---------- Provided passage ----------

The most distinctive characteristic of the rare genetic condition, Lesch–Nyhan syndrome, is self-harm and may include biting and head-banging. Genetics may contribute to the risk of developing other psychological conditions, such as anxiety or depression, which could in turn lead to self-harming behaviour. However, the link between genetics and self-harm in otherwise healthy patients is largely inconclusive.

Drugs and alcohol

Substance misuse, dependence and withdrawal are associated with self-harm. Benzodiazepine dependence as well as benzodiazepine withdrawal is associated with self-harming behaviour in young people. Alcohol is a major risk factor for self-harm. A study which analysed self-harm presentations to emergency rooms in Northern Ireland found that alcohol was a major contributing factor and involved in 63.8% of self-harm presentations. A recent study in the relation between cannabis use and deliberate self-harm in Norway and England found that, in general, cannabis use may not be a specific risk factor for DSH in young adolescents. Smoking has also been associated with self-harm in adolescents; one study found that suicide attempts were four times higher for adolescents that smoke than for those that do not.

Pathophysiology

Self-harm is not typically suicidal behaviour, although there is the possibility that a self-inflicted injury may result in life-threatening damage. Although the person may not recognise the connection, self-harm often becomes a response to profound and overwhelming emotional pain that cannot be resolved in a more functional way.
The motivations for self-harm vary, as it may be used to fulfill a number of different functions. These functions include self-harm being used as a coping mechanism which provides temporary relief of intense feelings such as anxiety, depression, stress, emotional numbness and a sense of failure or self-loathing. There is also a positive statistical correlation between self-harm and emotional abuse. Self-harm may become a means of managing and controlling pain, in contrast to the pain experienced earlier in the person's life of which they had no control over.
Other motives for self-harm do not fit into medicalised models of behaviour and may seem incomprehensible to others, as demonstrated by this quotation:
"My motivations for self-harming were diverse, but included examining the interior of my arms for hydraulic lines. This may sound strange."
Assessment of motives in a medical setting is usually based on precursors to the incident, circumstances, and information from the patient. However, limited studies show that professional assessments tend to suggest more manipulative or punitive motives than personal assessments.
The UK ONS study reported only two motives: "to draw attention" and "because of anger". For some people, harming themselves can be a means of drawing attention to the need for help and to ask for assistance in an indirect way. It may also be an attempt to affect others and to manipulate them in some way emotionally. However, those with chronic, repetitive self-harm often do not want attention and hide their scars carefully.

----------

Required action ▸ In the self-harm passage, copy the part between "The motivations for" and "no control over.", inclusive, swapping "coping mechanism" for "coping strategy".

---------- Given information ----------

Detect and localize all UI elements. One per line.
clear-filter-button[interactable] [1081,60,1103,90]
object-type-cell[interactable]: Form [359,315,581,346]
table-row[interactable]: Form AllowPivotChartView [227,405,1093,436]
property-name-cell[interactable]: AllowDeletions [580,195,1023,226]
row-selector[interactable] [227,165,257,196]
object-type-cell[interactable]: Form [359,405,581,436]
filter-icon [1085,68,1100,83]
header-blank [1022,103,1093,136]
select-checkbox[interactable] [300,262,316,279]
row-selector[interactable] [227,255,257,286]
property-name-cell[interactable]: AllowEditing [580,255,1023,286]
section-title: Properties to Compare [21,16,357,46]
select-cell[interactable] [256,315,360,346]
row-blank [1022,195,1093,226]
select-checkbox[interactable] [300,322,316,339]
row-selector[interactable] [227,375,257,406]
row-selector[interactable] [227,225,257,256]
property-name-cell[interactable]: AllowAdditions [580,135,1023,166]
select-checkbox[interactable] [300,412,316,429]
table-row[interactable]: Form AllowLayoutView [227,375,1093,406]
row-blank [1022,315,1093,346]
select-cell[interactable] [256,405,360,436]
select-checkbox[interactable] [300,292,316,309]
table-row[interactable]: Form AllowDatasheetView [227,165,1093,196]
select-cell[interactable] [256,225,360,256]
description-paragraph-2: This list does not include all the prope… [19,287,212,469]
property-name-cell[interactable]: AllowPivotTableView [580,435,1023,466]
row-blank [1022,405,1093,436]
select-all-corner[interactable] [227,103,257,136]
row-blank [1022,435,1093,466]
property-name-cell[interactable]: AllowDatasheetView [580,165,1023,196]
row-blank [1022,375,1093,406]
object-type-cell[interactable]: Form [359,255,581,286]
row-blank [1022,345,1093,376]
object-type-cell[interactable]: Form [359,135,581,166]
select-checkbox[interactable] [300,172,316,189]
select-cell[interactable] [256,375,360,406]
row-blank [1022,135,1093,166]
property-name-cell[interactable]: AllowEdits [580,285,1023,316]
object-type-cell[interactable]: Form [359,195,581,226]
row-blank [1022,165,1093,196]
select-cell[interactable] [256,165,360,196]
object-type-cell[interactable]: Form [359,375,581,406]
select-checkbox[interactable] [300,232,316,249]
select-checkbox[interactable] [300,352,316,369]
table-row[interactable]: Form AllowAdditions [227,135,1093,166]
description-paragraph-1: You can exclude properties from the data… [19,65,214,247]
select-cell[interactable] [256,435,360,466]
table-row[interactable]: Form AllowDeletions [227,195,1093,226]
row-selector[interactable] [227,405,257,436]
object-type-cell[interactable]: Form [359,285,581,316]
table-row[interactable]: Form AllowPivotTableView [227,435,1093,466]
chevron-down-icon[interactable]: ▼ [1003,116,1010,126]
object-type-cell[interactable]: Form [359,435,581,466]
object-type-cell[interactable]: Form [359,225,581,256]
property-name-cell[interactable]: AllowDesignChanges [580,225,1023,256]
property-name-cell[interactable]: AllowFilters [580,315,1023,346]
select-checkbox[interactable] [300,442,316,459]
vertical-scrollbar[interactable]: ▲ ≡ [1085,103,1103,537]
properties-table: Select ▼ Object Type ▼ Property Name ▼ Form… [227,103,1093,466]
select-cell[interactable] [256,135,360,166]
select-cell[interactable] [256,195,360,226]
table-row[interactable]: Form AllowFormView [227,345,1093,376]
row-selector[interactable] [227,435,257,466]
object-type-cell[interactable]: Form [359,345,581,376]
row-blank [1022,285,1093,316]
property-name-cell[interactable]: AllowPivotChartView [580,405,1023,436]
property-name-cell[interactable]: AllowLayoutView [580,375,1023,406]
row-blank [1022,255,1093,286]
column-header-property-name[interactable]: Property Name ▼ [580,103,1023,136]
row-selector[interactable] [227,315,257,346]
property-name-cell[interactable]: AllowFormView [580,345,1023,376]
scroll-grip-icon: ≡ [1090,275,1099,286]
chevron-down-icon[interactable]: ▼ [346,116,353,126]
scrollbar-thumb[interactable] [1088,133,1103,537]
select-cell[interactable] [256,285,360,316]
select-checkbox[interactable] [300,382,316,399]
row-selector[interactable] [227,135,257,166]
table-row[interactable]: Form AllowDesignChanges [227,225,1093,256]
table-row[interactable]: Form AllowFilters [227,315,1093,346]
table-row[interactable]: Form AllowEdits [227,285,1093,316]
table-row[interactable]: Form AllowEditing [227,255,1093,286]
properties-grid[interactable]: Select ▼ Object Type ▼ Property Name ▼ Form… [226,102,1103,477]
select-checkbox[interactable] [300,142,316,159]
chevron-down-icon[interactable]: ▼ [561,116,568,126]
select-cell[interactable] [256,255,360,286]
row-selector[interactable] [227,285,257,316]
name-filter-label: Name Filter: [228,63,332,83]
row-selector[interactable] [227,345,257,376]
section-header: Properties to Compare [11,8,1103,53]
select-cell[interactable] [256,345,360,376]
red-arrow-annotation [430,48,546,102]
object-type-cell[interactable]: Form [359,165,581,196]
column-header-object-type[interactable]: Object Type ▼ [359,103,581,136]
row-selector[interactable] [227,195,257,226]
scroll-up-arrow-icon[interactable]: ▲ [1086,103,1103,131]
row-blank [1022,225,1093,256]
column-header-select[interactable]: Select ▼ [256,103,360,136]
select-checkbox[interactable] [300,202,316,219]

----------

Response area ▸
The motivations for self-harm vary, as it may be used to fulfill a number of different functions. These functions include self-harm being used as a coping strategy which provides temporary relief of intense feelings such as anxiety, depression, stress, emotional numbness and a sense of failure or self-loathing. There is also a positive statistical correlation between self-harm and emotional abuse. Self-harm may become a means of managing and controlling pain, in contrast to the pain experienced earlier in the person's life of which they had no control over.